Items listed in a dataset:
● ● ● ● ●
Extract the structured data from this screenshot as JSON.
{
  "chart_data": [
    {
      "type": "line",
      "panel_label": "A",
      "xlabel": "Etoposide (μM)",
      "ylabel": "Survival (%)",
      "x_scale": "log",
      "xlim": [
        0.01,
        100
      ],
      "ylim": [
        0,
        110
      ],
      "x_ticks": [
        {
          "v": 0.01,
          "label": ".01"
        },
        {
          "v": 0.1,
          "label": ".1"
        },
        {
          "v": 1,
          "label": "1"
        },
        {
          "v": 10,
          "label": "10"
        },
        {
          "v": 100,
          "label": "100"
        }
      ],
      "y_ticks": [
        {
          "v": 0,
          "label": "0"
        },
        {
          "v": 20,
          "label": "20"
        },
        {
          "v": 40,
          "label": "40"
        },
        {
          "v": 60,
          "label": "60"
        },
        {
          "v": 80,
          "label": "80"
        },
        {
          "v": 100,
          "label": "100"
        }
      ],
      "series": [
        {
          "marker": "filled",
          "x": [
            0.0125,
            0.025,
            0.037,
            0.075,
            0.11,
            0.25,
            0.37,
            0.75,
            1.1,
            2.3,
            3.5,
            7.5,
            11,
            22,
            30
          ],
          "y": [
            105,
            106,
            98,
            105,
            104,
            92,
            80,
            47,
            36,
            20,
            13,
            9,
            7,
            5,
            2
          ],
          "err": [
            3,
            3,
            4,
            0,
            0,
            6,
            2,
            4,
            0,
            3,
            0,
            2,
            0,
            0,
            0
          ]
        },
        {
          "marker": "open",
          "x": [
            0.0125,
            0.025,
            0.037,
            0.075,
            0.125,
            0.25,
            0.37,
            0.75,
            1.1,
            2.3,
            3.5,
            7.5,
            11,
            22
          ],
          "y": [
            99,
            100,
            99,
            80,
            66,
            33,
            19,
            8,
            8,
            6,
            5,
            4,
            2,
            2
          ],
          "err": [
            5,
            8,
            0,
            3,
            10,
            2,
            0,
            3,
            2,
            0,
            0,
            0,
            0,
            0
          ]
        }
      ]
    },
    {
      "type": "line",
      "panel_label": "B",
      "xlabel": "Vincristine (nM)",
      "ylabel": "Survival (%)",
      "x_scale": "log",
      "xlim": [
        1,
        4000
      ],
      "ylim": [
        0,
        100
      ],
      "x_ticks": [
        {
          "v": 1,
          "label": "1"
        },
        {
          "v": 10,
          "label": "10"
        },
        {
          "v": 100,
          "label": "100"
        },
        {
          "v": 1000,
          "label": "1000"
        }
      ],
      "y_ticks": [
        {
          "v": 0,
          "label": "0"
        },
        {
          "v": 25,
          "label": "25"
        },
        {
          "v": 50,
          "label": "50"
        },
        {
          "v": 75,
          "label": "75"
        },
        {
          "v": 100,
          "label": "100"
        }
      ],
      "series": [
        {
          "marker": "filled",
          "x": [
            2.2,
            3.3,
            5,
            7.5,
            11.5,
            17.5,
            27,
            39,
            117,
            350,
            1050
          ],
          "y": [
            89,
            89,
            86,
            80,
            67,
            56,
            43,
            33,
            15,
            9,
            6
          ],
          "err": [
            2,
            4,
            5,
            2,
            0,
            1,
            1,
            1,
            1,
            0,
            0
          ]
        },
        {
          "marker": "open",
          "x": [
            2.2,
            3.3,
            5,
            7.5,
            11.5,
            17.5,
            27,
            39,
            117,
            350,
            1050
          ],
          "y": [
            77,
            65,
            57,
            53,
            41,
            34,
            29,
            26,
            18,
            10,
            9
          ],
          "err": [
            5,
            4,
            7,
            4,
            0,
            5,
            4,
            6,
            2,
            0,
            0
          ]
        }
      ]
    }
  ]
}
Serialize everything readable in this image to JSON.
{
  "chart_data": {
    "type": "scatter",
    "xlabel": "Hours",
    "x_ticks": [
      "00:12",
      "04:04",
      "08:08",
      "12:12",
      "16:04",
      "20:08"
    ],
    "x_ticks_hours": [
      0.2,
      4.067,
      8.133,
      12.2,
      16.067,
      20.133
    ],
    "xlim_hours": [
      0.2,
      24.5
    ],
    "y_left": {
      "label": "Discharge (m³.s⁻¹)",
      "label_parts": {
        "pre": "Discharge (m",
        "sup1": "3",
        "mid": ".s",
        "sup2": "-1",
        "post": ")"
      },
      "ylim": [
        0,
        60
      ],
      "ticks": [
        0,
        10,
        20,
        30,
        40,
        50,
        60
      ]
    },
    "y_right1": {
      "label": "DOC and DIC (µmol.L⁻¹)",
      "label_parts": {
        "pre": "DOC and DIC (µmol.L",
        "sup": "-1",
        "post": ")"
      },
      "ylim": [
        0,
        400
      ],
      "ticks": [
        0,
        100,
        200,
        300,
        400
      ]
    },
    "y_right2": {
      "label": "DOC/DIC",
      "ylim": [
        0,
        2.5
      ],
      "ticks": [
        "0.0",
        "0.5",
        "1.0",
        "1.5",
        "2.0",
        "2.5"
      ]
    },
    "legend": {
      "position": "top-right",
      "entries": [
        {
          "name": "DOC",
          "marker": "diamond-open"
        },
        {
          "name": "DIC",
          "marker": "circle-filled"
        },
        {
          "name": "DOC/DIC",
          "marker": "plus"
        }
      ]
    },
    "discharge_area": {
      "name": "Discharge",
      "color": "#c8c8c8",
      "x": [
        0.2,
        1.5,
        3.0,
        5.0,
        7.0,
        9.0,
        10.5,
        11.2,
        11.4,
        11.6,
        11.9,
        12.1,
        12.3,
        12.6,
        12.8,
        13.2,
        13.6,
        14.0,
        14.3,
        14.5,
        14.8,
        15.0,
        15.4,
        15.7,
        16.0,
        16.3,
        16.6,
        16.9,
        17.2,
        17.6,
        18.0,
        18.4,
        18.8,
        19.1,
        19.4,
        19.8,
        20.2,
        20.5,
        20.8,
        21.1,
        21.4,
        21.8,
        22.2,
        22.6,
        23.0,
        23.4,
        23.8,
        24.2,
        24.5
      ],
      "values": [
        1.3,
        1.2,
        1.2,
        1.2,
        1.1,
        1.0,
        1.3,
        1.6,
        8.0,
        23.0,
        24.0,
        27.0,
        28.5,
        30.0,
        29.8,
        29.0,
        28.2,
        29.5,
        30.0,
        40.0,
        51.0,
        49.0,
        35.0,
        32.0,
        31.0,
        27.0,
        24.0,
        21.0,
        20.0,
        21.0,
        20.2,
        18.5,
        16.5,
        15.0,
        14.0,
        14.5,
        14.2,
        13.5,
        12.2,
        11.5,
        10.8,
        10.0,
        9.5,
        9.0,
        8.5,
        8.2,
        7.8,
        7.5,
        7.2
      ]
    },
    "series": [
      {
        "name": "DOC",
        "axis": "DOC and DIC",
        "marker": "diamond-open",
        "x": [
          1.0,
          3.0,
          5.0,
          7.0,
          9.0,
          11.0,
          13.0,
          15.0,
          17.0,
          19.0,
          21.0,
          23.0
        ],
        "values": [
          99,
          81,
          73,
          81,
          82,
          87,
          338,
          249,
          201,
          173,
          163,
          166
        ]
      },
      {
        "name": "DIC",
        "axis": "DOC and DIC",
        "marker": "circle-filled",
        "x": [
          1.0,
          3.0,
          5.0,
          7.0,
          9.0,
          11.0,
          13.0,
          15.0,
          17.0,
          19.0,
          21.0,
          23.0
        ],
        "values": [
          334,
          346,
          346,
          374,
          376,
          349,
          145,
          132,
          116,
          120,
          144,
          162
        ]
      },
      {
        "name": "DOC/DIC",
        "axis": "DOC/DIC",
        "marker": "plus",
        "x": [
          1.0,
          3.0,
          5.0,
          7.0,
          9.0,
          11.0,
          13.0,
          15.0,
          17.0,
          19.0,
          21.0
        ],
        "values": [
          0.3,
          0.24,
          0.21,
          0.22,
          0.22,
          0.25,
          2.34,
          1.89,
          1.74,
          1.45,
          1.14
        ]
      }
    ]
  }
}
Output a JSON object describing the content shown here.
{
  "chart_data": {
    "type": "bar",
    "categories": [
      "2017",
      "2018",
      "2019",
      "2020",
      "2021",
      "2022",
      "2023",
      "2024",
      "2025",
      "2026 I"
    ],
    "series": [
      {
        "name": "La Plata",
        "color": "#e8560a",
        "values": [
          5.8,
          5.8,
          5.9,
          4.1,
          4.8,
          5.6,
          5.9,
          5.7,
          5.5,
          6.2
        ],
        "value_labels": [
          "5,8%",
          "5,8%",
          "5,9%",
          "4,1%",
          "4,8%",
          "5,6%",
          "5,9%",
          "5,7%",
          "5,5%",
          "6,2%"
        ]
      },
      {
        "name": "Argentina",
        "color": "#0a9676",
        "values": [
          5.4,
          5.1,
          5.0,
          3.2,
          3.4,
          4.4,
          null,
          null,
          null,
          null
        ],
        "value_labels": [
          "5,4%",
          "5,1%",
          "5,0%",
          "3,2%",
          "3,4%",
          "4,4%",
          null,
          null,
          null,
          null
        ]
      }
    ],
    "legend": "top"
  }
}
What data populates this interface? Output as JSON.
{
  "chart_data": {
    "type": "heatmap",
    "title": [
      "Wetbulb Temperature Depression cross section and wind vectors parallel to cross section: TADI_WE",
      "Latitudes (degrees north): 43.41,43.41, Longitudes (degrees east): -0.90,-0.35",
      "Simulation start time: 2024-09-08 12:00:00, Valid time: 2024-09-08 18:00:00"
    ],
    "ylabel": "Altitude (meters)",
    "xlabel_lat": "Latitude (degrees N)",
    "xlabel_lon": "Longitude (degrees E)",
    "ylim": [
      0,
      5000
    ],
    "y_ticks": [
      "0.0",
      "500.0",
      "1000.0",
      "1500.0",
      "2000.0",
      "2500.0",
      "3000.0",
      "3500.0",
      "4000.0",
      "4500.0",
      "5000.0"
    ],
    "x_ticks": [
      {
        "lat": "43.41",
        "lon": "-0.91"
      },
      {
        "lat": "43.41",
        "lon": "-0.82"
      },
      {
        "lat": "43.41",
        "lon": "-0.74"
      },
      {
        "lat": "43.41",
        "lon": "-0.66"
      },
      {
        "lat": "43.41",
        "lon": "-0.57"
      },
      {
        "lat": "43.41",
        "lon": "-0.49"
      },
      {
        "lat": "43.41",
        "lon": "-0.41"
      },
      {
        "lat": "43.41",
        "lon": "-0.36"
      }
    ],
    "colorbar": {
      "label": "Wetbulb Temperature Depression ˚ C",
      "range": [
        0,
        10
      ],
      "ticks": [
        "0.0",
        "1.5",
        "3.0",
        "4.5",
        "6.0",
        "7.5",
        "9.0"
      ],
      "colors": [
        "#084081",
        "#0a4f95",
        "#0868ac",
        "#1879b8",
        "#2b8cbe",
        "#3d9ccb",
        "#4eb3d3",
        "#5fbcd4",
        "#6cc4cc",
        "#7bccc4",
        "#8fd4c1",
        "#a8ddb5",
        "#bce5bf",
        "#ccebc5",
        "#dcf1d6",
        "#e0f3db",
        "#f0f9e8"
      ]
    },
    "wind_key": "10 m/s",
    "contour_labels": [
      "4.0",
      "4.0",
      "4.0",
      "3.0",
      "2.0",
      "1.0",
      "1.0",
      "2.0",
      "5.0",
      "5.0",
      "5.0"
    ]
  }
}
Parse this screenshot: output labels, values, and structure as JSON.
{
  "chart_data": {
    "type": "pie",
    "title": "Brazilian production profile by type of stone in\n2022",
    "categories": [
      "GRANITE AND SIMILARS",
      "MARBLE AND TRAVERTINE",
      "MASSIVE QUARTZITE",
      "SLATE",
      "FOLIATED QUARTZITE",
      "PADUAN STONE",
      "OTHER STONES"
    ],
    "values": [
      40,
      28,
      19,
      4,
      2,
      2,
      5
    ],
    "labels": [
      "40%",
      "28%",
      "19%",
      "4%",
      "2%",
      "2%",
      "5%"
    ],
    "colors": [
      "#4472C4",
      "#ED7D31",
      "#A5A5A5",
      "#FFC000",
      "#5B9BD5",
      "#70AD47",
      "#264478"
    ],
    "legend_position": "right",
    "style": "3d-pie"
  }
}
● ● ● ● ●
## Problem requirements
Filter lines by "open" and return each hit.

## Answer for the task
          "marker": "open",
          "marker": "open",
          "marker": "diamond-open"
        "marker": "diamond-open",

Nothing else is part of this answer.